GIVEN INSTRUCTION:
Check each line of the material below for "arrow", then copy the ones that contain it.

Collected data:

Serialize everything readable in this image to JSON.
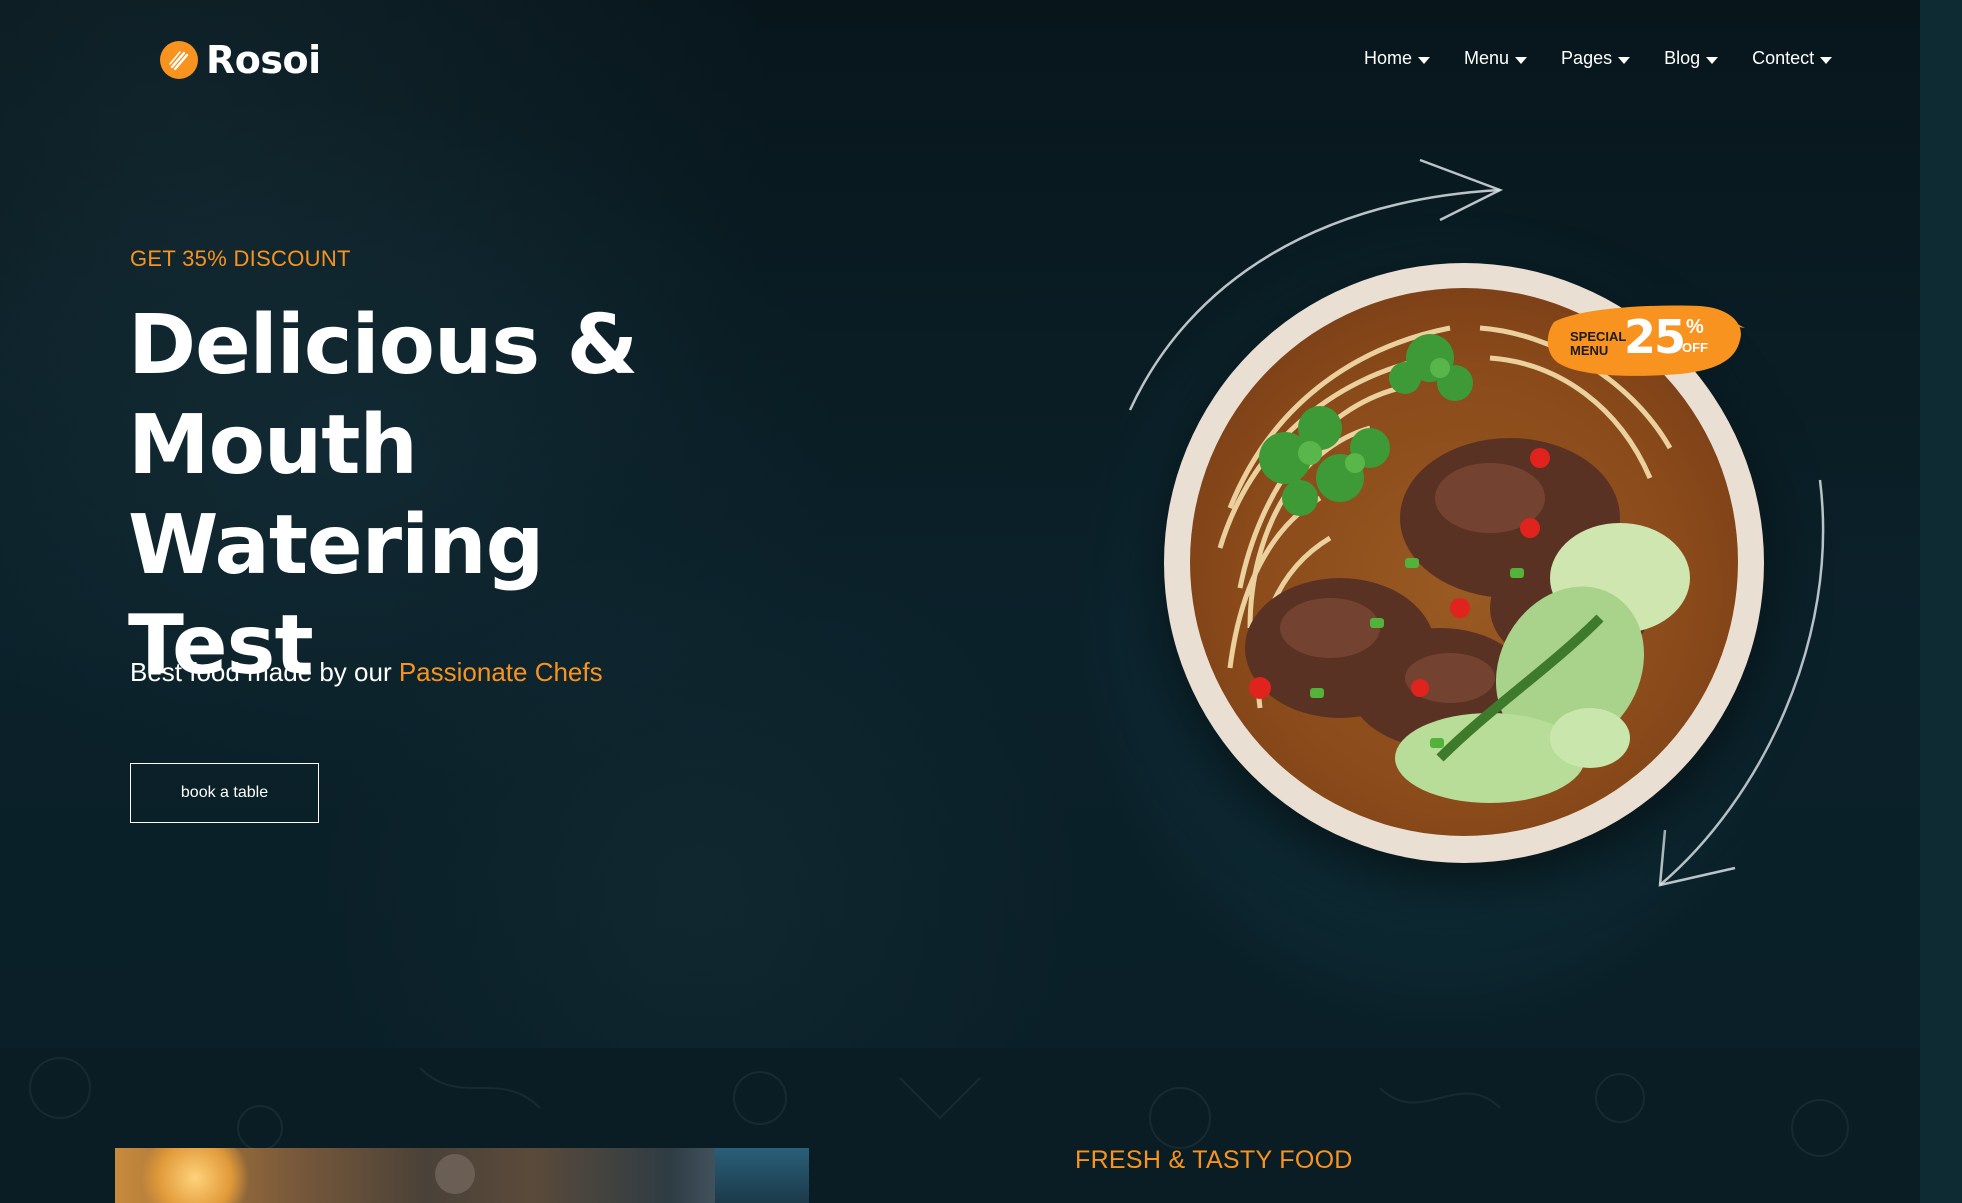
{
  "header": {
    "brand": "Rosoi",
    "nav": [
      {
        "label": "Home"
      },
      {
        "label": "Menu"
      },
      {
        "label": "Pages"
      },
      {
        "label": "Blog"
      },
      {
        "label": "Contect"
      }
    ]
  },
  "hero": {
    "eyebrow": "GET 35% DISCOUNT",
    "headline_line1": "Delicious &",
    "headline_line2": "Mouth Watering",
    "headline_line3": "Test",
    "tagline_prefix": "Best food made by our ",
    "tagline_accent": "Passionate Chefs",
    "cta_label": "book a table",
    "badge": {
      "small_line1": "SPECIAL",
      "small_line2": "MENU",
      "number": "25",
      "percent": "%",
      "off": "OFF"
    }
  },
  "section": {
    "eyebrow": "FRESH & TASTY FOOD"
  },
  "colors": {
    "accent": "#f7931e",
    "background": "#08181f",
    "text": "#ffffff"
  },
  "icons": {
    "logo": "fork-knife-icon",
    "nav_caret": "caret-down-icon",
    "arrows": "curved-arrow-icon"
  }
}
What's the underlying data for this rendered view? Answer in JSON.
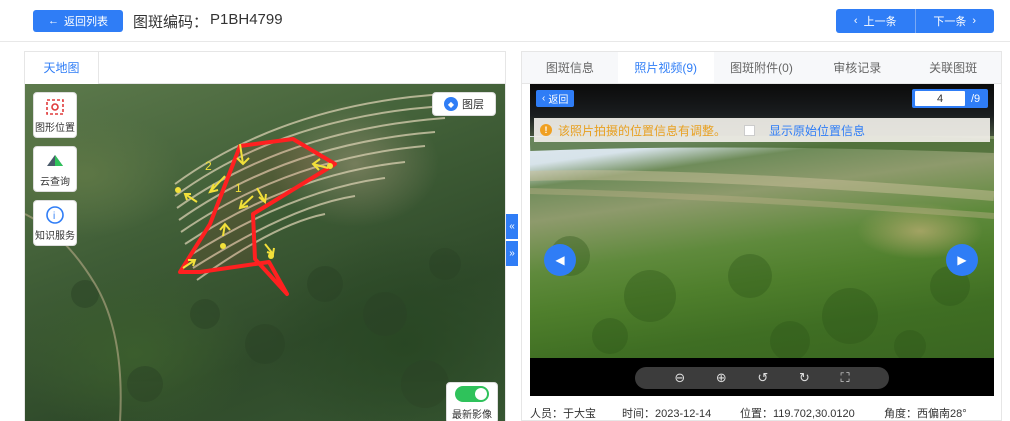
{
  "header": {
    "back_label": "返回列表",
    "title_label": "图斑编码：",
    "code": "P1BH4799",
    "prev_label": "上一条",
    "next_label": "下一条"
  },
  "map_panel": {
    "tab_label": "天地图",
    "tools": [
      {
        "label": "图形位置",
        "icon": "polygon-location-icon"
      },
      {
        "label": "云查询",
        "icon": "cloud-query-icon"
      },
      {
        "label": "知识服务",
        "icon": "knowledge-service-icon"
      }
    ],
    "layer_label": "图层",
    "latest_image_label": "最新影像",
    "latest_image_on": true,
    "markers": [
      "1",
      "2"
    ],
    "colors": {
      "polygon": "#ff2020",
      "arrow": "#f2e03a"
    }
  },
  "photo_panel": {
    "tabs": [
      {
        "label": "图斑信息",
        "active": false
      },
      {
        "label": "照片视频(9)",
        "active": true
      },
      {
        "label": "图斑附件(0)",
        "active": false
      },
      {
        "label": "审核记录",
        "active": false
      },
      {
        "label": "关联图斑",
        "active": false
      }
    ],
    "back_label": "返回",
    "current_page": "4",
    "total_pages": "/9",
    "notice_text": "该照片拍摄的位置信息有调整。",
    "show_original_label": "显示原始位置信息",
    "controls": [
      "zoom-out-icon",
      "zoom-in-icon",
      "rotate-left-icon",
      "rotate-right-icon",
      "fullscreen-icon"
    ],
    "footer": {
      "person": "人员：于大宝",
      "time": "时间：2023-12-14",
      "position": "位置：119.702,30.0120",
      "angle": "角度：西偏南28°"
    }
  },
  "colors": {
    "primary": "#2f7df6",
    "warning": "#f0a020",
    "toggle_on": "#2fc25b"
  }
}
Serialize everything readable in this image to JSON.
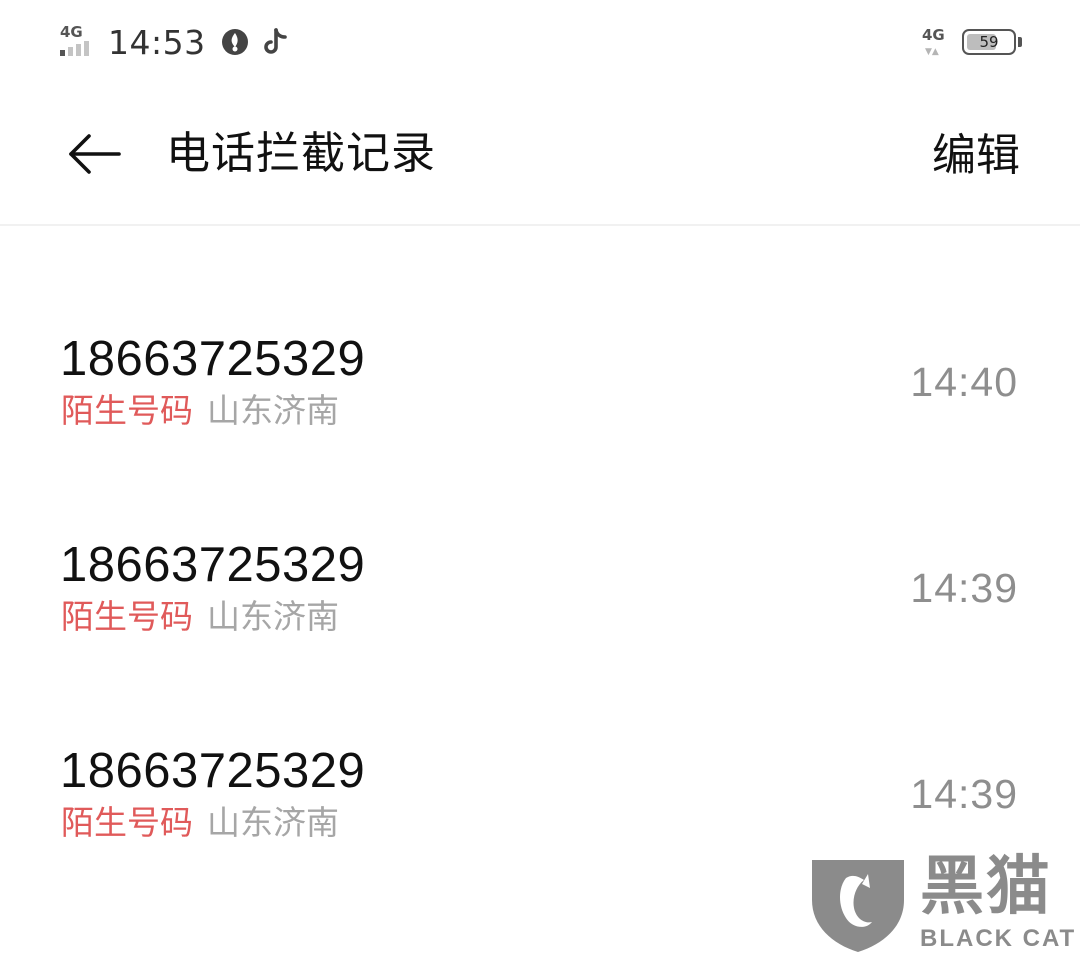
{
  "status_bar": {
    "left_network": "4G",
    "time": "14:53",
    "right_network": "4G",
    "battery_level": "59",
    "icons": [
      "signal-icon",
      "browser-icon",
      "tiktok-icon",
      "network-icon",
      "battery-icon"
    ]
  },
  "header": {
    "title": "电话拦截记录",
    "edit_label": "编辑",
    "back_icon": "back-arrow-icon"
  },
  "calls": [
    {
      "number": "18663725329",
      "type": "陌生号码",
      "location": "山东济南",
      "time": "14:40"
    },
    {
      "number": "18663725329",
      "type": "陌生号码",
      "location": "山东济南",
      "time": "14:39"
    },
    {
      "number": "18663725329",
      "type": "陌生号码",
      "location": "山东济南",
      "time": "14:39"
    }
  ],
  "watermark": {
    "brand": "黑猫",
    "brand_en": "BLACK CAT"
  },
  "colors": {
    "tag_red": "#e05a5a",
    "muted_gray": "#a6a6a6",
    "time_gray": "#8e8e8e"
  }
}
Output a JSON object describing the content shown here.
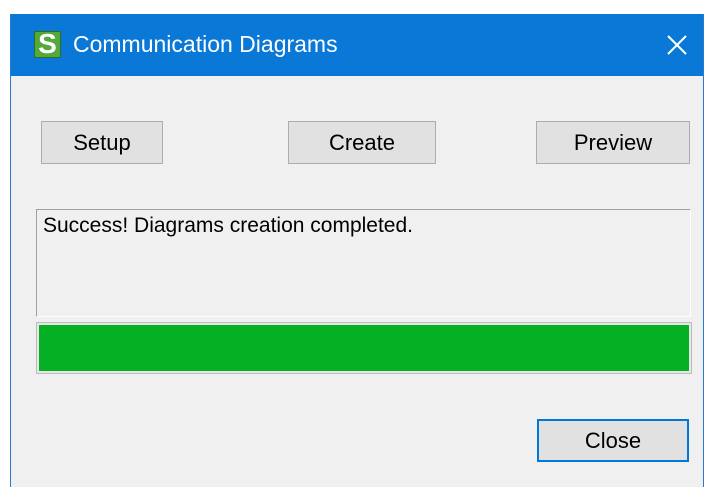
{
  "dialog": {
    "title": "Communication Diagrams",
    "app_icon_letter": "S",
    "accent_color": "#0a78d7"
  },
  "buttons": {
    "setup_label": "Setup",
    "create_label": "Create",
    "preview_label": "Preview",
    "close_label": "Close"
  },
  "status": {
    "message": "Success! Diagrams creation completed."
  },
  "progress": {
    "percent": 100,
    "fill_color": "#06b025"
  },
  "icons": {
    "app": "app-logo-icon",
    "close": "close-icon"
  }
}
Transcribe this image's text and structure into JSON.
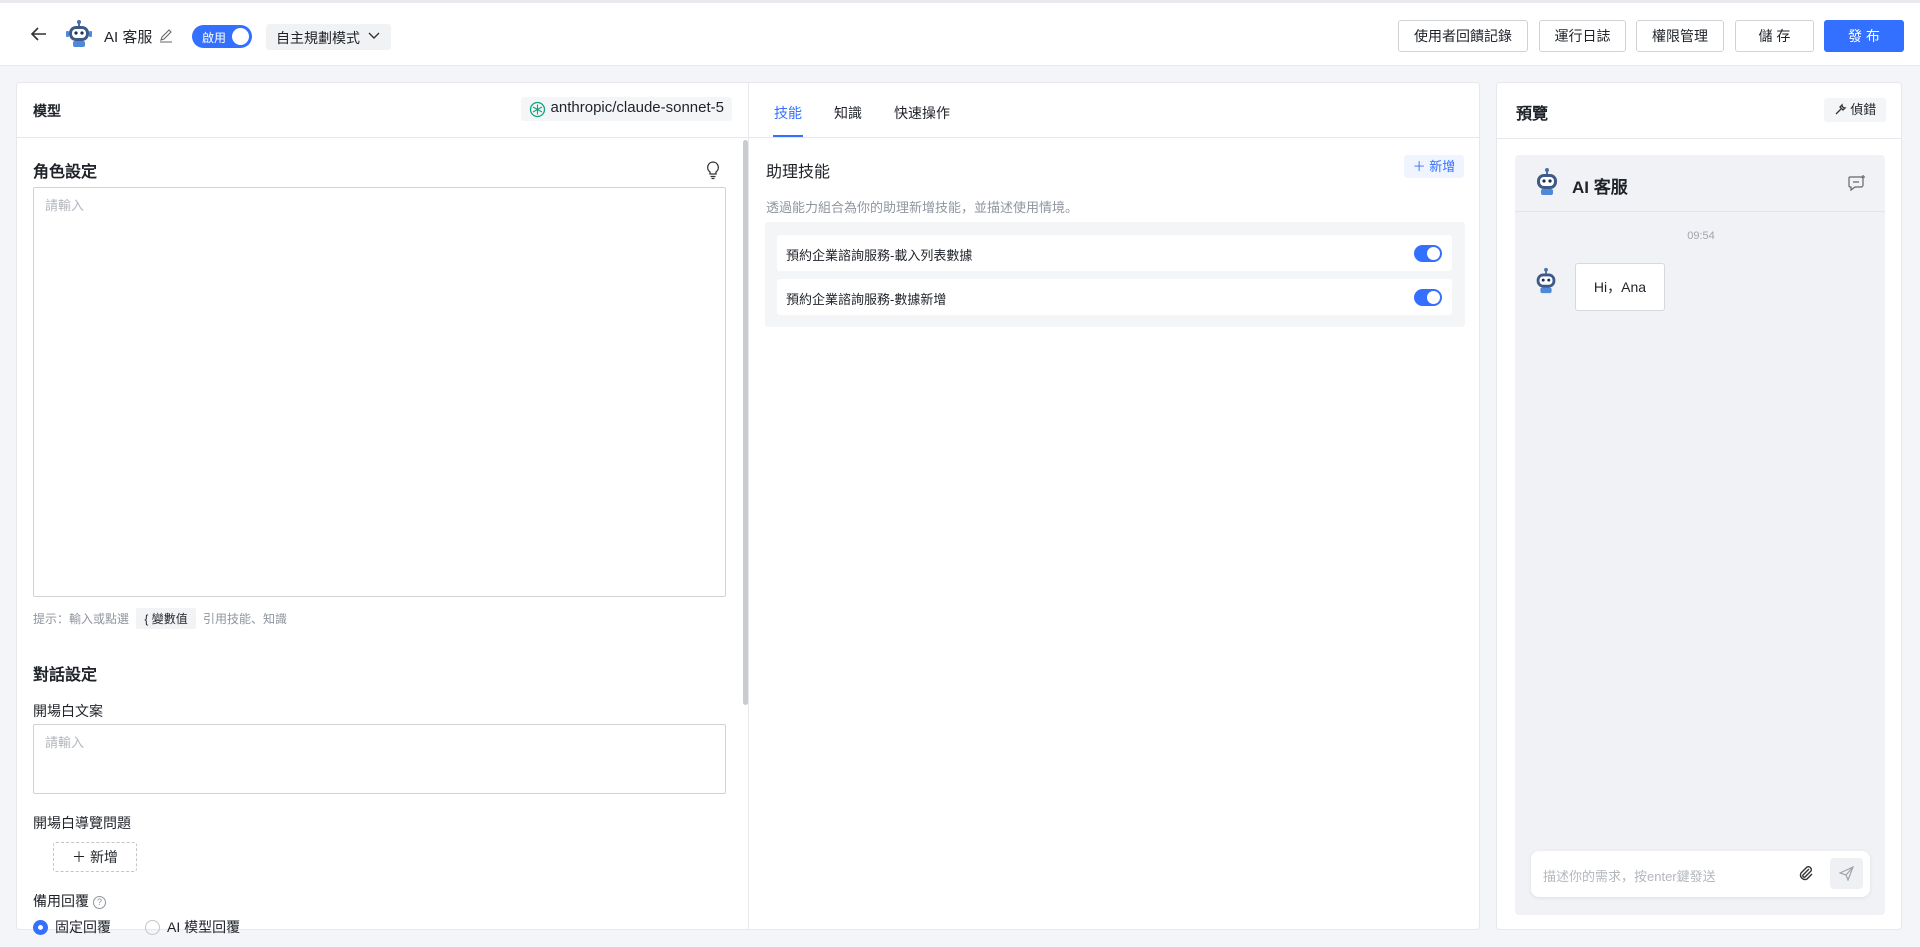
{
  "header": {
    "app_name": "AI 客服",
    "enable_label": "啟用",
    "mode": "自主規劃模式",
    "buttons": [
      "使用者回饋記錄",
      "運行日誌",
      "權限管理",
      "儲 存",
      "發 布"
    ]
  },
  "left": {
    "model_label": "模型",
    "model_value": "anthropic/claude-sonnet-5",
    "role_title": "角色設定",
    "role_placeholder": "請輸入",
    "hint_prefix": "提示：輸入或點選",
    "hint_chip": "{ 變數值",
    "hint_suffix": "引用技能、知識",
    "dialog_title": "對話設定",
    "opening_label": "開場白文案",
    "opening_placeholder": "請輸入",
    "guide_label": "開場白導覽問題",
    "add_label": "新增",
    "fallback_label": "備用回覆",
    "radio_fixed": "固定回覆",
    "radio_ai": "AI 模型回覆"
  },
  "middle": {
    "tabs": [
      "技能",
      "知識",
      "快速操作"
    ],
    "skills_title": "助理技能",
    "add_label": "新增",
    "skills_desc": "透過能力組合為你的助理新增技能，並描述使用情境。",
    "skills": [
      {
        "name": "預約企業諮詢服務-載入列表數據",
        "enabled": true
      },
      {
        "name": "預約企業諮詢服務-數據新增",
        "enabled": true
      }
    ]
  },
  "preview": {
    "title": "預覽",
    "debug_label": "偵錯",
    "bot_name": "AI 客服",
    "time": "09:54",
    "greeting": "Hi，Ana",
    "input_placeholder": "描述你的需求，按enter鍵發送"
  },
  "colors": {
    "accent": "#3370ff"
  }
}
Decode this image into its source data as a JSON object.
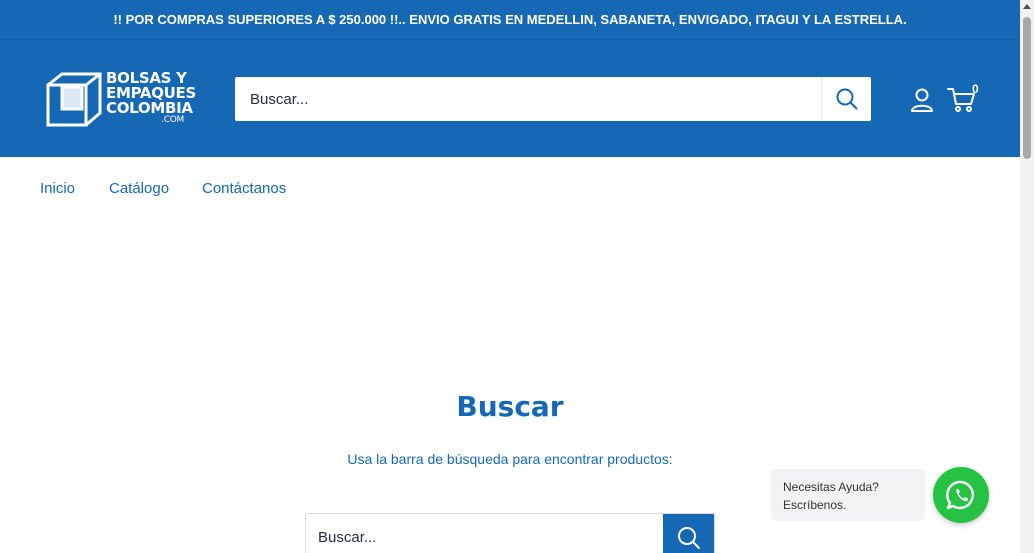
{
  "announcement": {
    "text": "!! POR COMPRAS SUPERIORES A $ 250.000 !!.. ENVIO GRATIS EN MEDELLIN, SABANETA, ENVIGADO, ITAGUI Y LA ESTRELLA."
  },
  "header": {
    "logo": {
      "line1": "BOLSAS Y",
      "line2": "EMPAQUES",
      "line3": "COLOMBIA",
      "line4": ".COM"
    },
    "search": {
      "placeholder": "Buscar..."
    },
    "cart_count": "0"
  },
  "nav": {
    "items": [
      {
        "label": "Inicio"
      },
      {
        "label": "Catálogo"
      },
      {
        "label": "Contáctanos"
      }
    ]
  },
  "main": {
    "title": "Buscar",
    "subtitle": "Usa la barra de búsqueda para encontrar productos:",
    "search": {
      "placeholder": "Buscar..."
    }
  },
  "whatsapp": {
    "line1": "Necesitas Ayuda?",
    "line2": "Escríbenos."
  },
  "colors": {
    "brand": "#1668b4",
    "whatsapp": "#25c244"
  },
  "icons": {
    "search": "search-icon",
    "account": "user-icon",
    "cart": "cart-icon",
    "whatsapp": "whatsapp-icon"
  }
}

THE RESPONSE:
    "arrows": "curved-arrow-icon"
      "arrow": "#f2e03a"
    "back_icon": "back-arrow-icon"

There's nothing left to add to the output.